Written problem: From the listing below, extract each line containing the string "artifacts".
- - - - -
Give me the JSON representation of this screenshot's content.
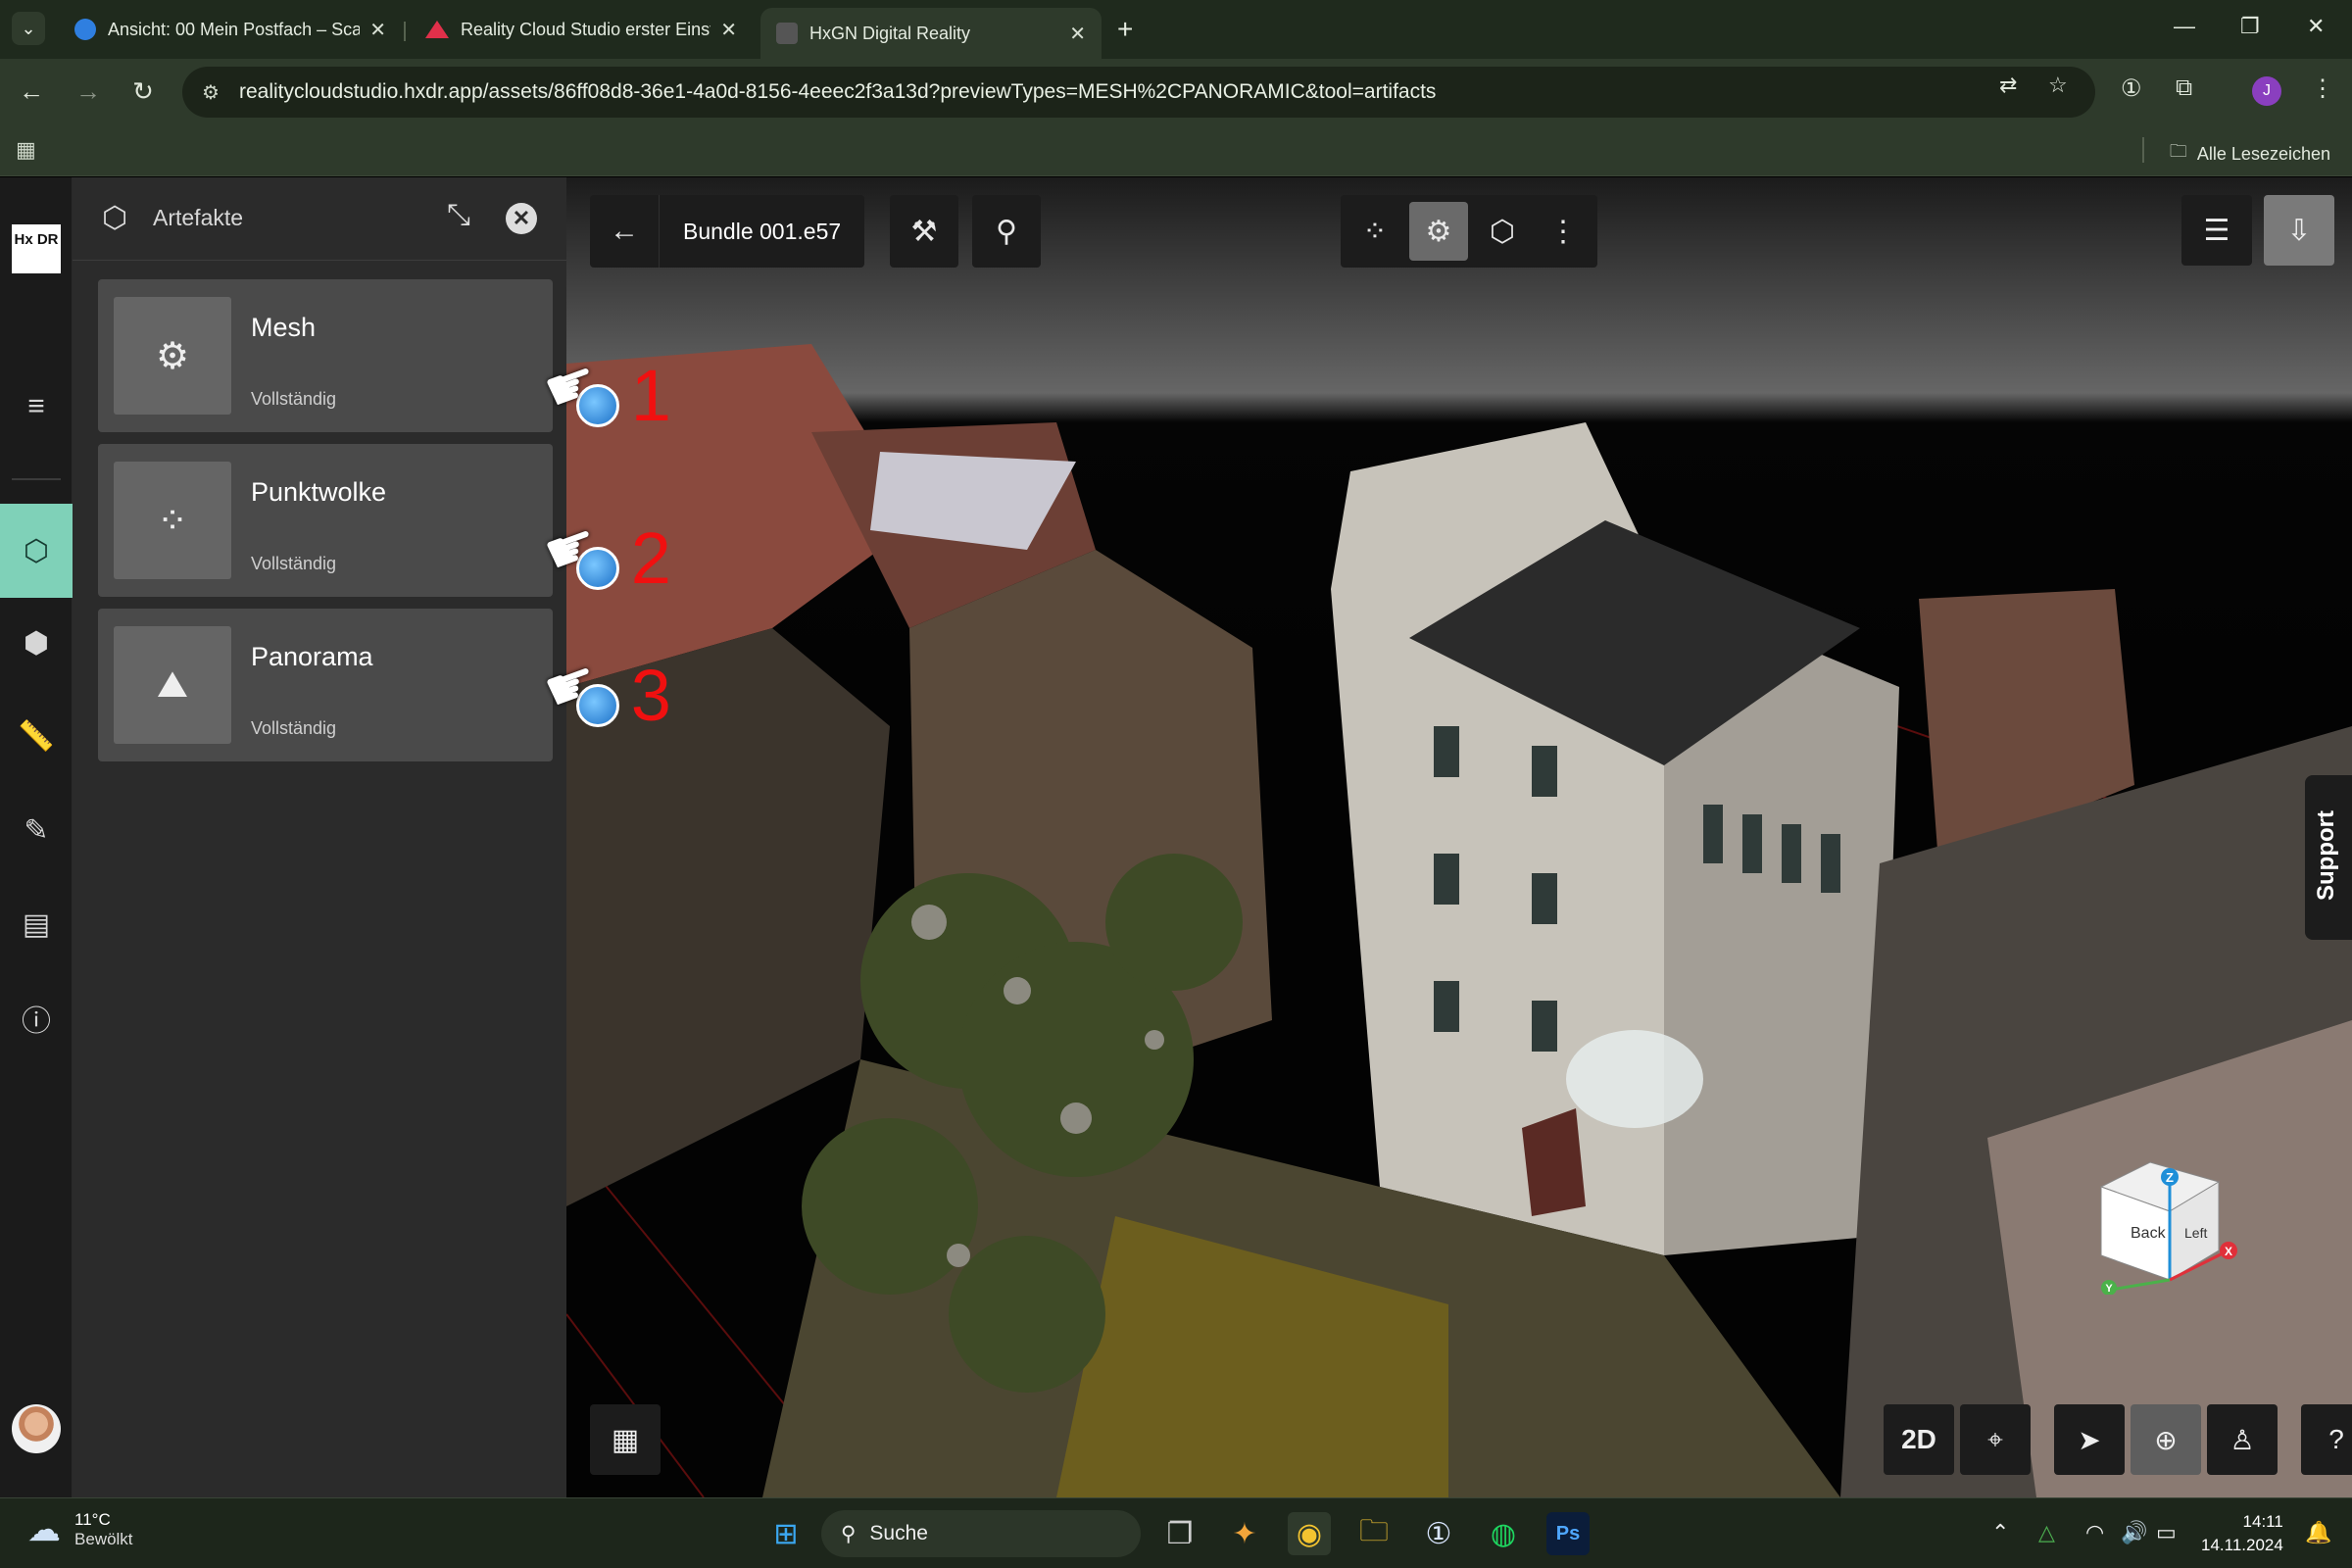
{
  "browser": {
    "tabs": [
      {
        "title": "Ansicht: 00 Mein Postfach – Sca",
        "color": "#2f7fe0"
      },
      {
        "title": "Reality Cloud Studio erster Einst",
        "color": "#e0304a"
      },
      {
        "title": "HxGN Digital Reality",
        "color": "#cccccc"
      }
    ],
    "url": "realitycloudstudio.hxdr.app/assets/86ff08d8-36e1-4a0d-8156-4eeec2f3a13d?previewTypes=MESH%2CPANORAMIC&tool=artifacts",
    "profile_initial": "J",
    "bookmarks_all": "Alle Lesezeichen"
  },
  "app": {
    "logo": "Hx DR",
    "panel": {
      "title": "Artefakte",
      "artifacts": [
        {
          "name": "Mesh",
          "status": "Vollständig",
          "icon": "mesh-icon",
          "glyph": "⚙"
        },
        {
          "name": "Punktwolke",
          "status": "Vollständig",
          "icon": "point-cloud-icon",
          "glyph": "⁘"
        },
        {
          "name": "Panorama",
          "status": "Vollständig",
          "icon": "panorama-icon",
          "glyph": "⛰"
        }
      ]
    },
    "annotations": [
      "1",
      "2",
      "3"
    ],
    "viewer": {
      "bundle_name": "Bundle 001.e57",
      "support_label": "Support",
      "mode_2d_label": "2D",
      "navcube": {
        "face_front": "Back",
        "face_side": "Left",
        "axis_z": "Z",
        "axis_x": "X",
        "axis_y": "Y"
      }
    }
  },
  "taskbar": {
    "weather_temp": "11°C",
    "weather_desc": "Bewölkt",
    "search_label": "Suche",
    "time": "14:11",
    "date": "14.11.2024"
  }
}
- - - - -
Answer for the task:
    "url": "realitycloudstudio.hxdr.app/assets/86ff08d8-36e1-4a0d-8156-4eeec2f3a13d?previewTypes=MESH%2CPANORAMIC&tool=artifacts",
      "artifacts": [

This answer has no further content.